# INFORMATION PROVIDED
>>

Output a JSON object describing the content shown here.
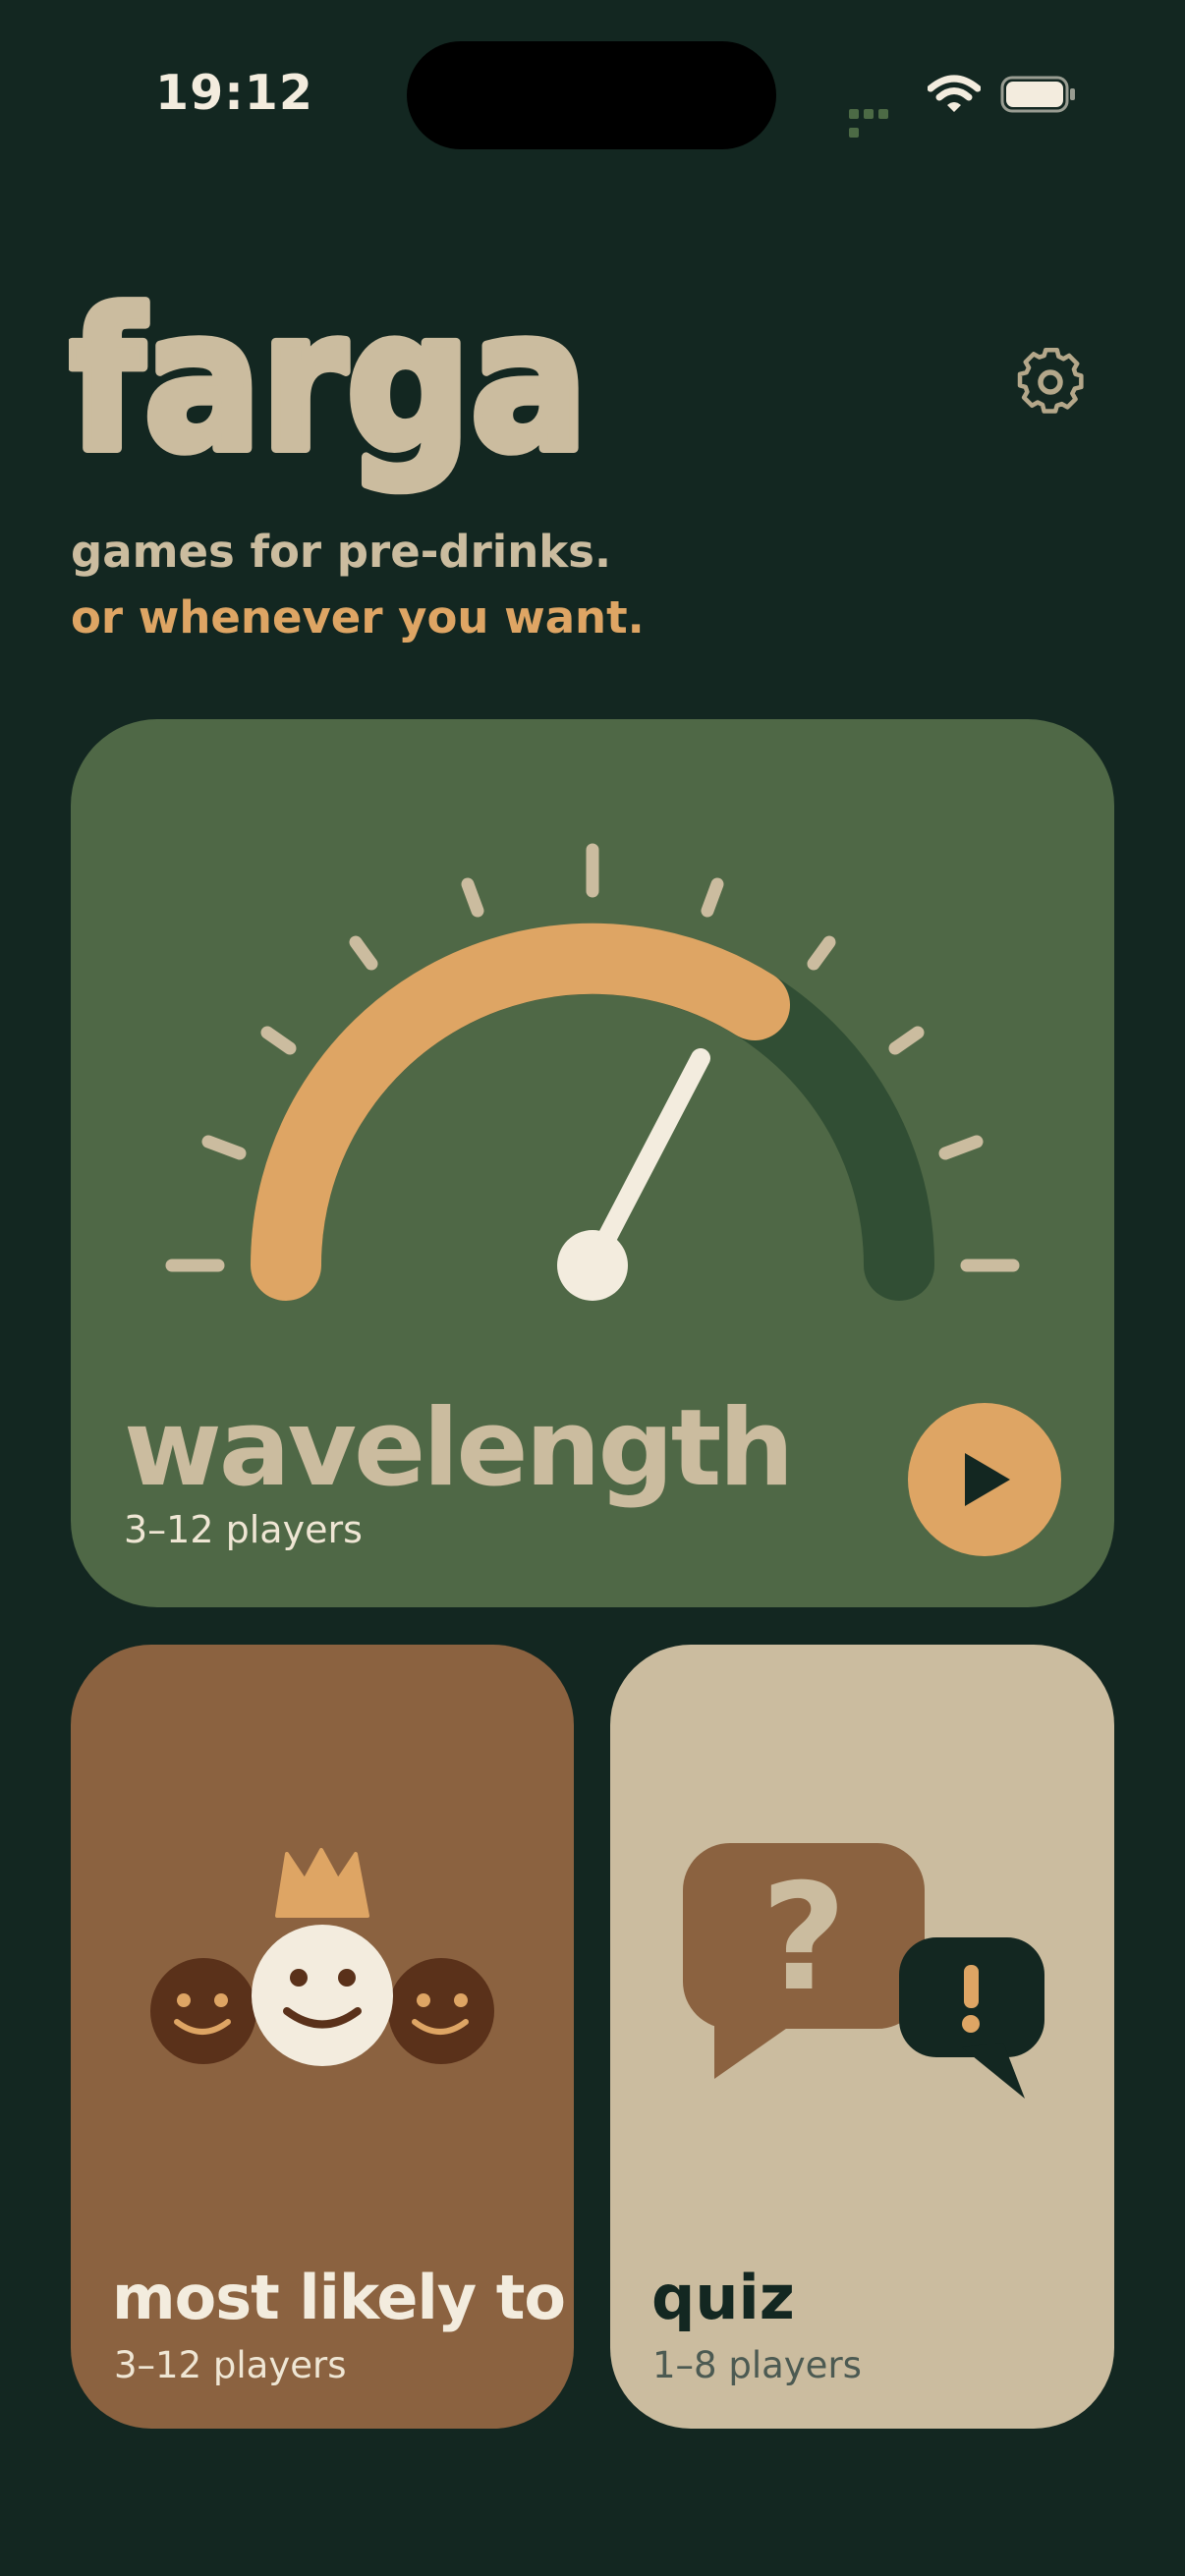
{
  "status_bar": {
    "time": "19:12",
    "icons": [
      "cellular-signal-icon",
      "wifi-icon",
      "battery-icon"
    ]
  },
  "header": {
    "logo_text": "farga",
    "tagline_line1": "games for pre-drinks.",
    "tagline_line2": "or whenever you want.",
    "settings_icon": "gear-icon"
  },
  "games": [
    {
      "title": "wavelength",
      "players": "3–12 players",
      "icon": "gauge-dial-icon",
      "action_icon": "play-icon"
    },
    {
      "title": "most likely to",
      "players": "3–12 players",
      "icon": "crowned-smiley-faces-icon"
    },
    {
      "title": "quiz",
      "players": "1–8 players",
      "icon": "question-exclamation-speech-bubbles-icon"
    }
  ],
  "colors": {
    "background": "#132721",
    "beige": "#cbbc9f",
    "orange": "#dea564",
    "green_card": "#4f6846",
    "brown_card": "#8b6240",
    "cream": "#f3ecde"
  }
}
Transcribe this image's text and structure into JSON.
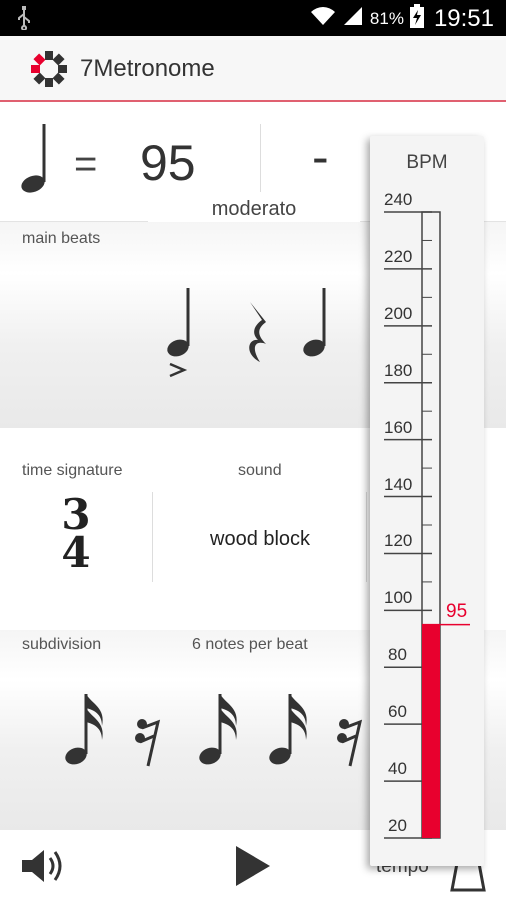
{
  "status_bar": {
    "battery_percent": "81%",
    "time": "19:51"
  },
  "app": {
    "title": "7Metronome"
  },
  "tempo": {
    "value": "95",
    "equals": "=",
    "minus": "-",
    "marking": "moderato"
  },
  "main_beats": {
    "label": "main beats"
  },
  "time_signature": {
    "label": "time signature",
    "numerator": "3",
    "denominator": "4"
  },
  "sound": {
    "label": "sound",
    "value": "wood block"
  },
  "subdivision": {
    "label": "subdivision",
    "description": "6 notes per beat"
  },
  "bottom_bar": {
    "tempo_label": "tempo"
  },
  "bpm_scale": {
    "title": "BPM",
    "min": 20,
    "max": 240,
    "ticks": [
      "240",
      "220",
      "200",
      "180",
      "160",
      "140",
      "120",
      "100",
      "80",
      "60",
      "40",
      "20"
    ],
    "current": 95,
    "current_label": "95",
    "fill_color": "#e8002e"
  },
  "colors": {
    "accent": "#e8002e",
    "divider": "#e06070"
  }
}
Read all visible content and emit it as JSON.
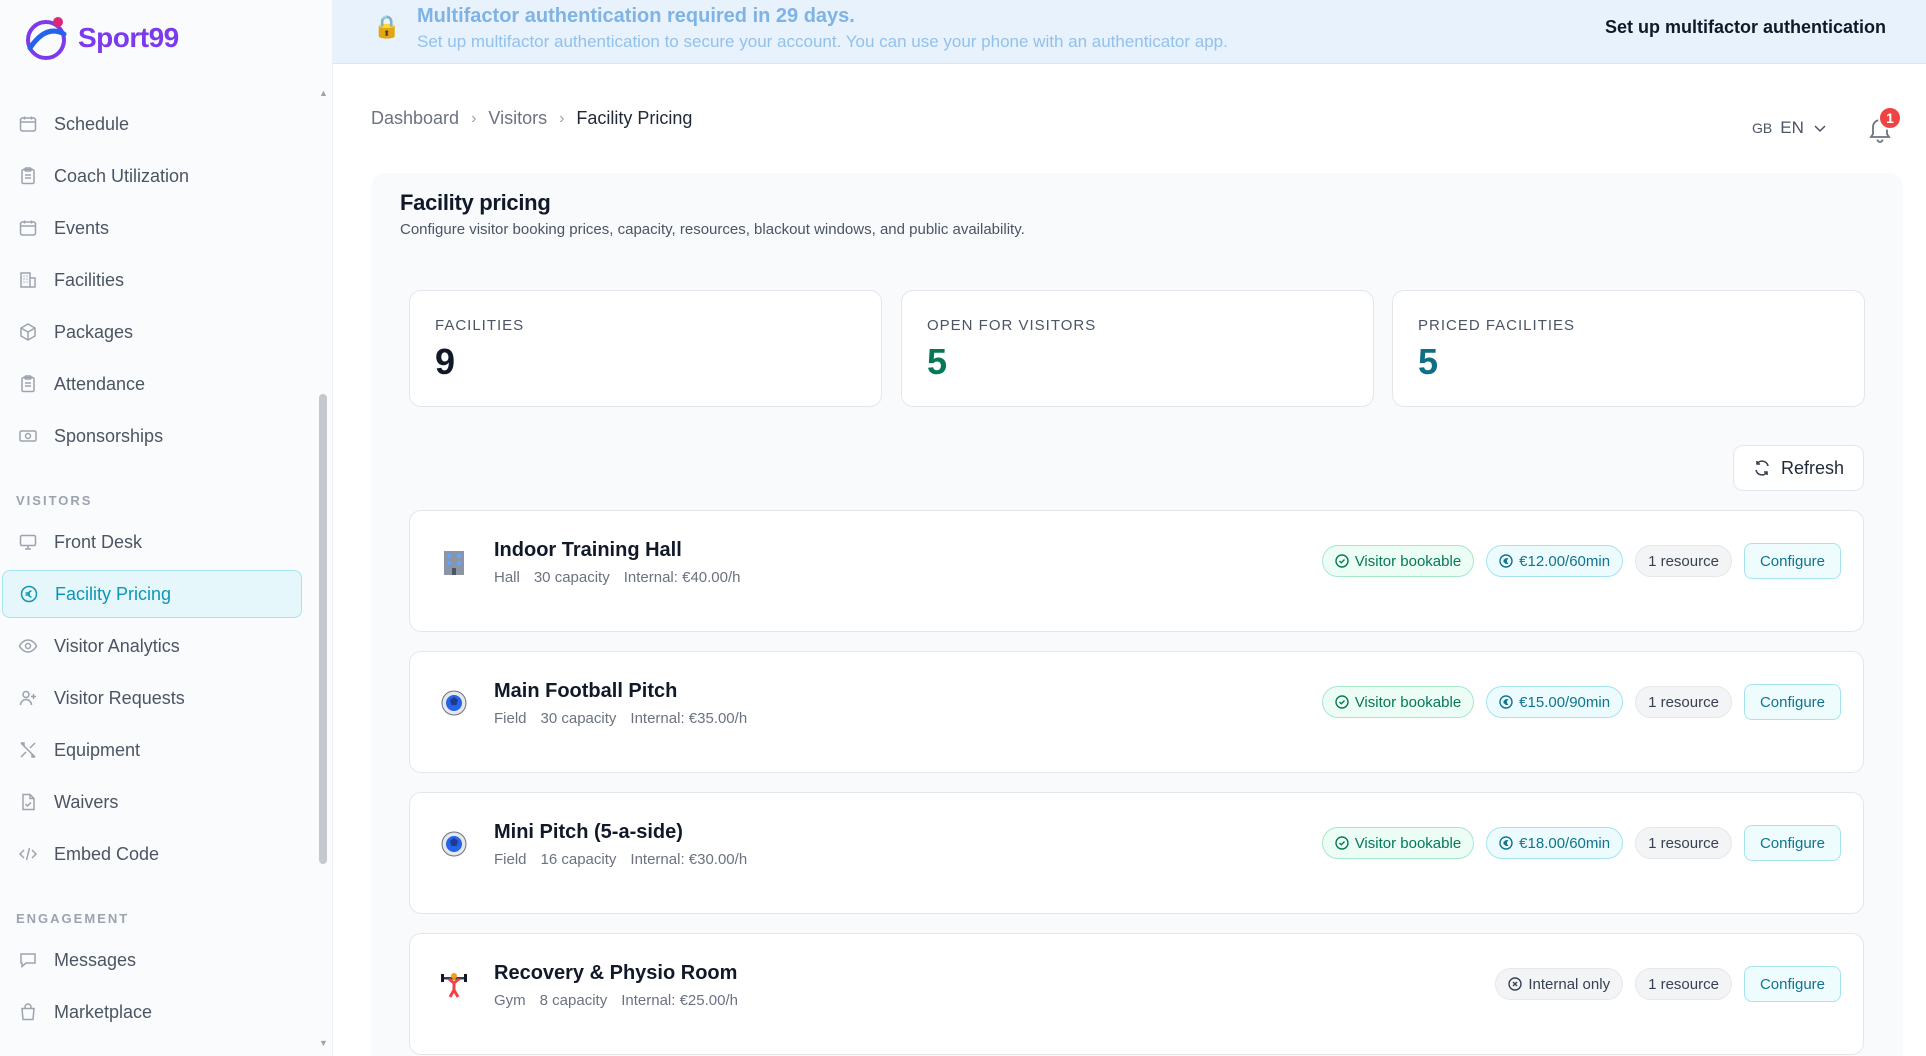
{
  "brand": {
    "name": "Sport99",
    "color": "#7c3aed"
  },
  "sidebar": {
    "items_top": [
      {
        "label": "Schedule",
        "icon": "calendar-icon"
      },
      {
        "label": "Coach Utilization",
        "icon": "clipboard-icon"
      },
      {
        "label": "Events",
        "icon": "calendar-icon"
      },
      {
        "label": "Facilities",
        "icon": "building-icon"
      },
      {
        "label": "Packages",
        "icon": "package-icon"
      },
      {
        "label": "Attendance",
        "icon": "clipboard-icon"
      },
      {
        "label": "Sponsorships",
        "icon": "banknote-icon"
      }
    ],
    "section_visitors": "VISITORS",
    "items_visitors": [
      {
        "label": "Front Desk",
        "icon": "monitor-icon"
      },
      {
        "label": "Facility Pricing",
        "icon": "euro-icon",
        "active": true
      },
      {
        "label": "Visitor Analytics",
        "icon": "eye-icon"
      },
      {
        "label": "Visitor Requests",
        "icon": "user-plus-icon"
      },
      {
        "label": "Equipment",
        "icon": "tools-icon"
      },
      {
        "label": "Waivers",
        "icon": "file-check-icon"
      },
      {
        "label": "Embed Code",
        "icon": "code-icon"
      }
    ],
    "section_engagement": "ENGAGEMENT",
    "items_engagement": [
      {
        "label": "Messages",
        "icon": "message-icon"
      },
      {
        "label": "Marketplace",
        "icon": "shopping-bag-icon"
      }
    ]
  },
  "banner": {
    "title": "Multifactor authentication required in 29 days.",
    "subtitle": "Set up multifactor authentication to secure your account. You can use your phone with an authenticator app.",
    "action": "Set up multifactor authentication"
  },
  "breadcrumb": {
    "items": [
      "Dashboard",
      "Visitors"
    ],
    "current": "Facility Pricing"
  },
  "header": {
    "flag": "GB",
    "language": "EN",
    "notifications": "1"
  },
  "page": {
    "title": "Facility pricing",
    "subtitle": "Configure visitor booking prices, capacity, resources, blackout windows, and public availability."
  },
  "stats": [
    {
      "label": "FACILITIES",
      "value": "9",
      "color": "#111827"
    },
    {
      "label": "OPEN FOR VISITORS",
      "value": "5",
      "color": "#047857"
    },
    {
      "label": "PRICED FACILITIES",
      "value": "5",
      "color": "#0e6f85"
    }
  ],
  "refresh_label": "Refresh",
  "facilities": [
    {
      "name": "Indoor Training Hall",
      "type": "Hall",
      "capacity": "30 capacity",
      "internal": "Internal: €40.00/h",
      "icon": "building-icon",
      "status": "Visitor bookable",
      "price": "€12.00/60min",
      "resources": "1 resource",
      "configure": "Configure"
    },
    {
      "name": "Main Football Pitch",
      "type": "Field",
      "capacity": "30 capacity",
      "internal": "Internal: €35.00/h",
      "icon": "soccer-ball-icon",
      "status": "Visitor bookable",
      "price": "€15.00/90min",
      "resources": "1 resource",
      "configure": "Configure"
    },
    {
      "name": "Mini Pitch (5-a-side)",
      "type": "Field",
      "capacity": "16 capacity",
      "internal": "Internal: €30.00/h",
      "icon": "soccer-ball-icon",
      "status": "Visitor bookable",
      "price": "€18.00/60min",
      "resources": "1 resource",
      "configure": "Configure"
    },
    {
      "name": "Recovery & Physio Room",
      "type": "Gym",
      "capacity": "8 capacity",
      "internal": "Internal: €25.00/h",
      "icon": "weightlifter-icon",
      "status": "Internal only",
      "price": "",
      "resources": "1 resource",
      "configure": "Configure"
    }
  ]
}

<<

# EXERCISE TASK
Keep only those lines of the records that hold "subtitle", and return them.

# THE ANSWER
    "subtitle": "Set up multifactor authentication to secure your account. You can use your phone with an authenticator app.",
    "subtitle": "Configure visitor booking prices, capacity, resources, blackout windows, and public availability."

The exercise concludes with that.